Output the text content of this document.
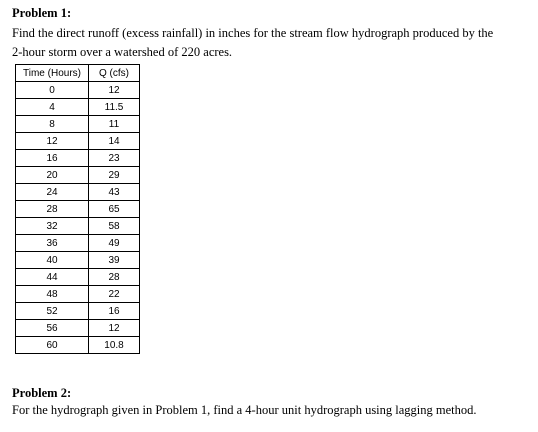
Problem 1:
Find the direct runoff (excess rainfall) in inches for the stream flow hydrograph produced by the
2-hour storm over a watershed of 220 acres.
Time (Hours)	Q (cfs)
0	12
4	11.5
8	11
12	14
16	23
20	29
24	43
28	65
32	58
36	49
40	39
44	28
48	22
52	16
56	12
60	10.8
Problem 2:
For the hydrograph given in Problem 1, find a 4-hour unit hydrograph using lagging method.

════════

● What needs to be done
Without including the pictures, return each record above exactly as it stands.

● Solution for this problem
Output the text content of this document.
Problem 1:
Find the direct runoff (excess rainfall) in inches for the stream flow hydrograph produced by the
2-hour storm over a watershed of 220 acres.
Time (Hours)	Q (cfs)
0	12
4	11.5
8	11
12	14
16	23
20	29
24	43
28	65
32	58
36	49
40	39
44	28
48	22
52	16
56	12
60	10.8
Problem 2:
For the hydrograph given in Problem 1, find a 4-hour unit hydrograph using lagging method.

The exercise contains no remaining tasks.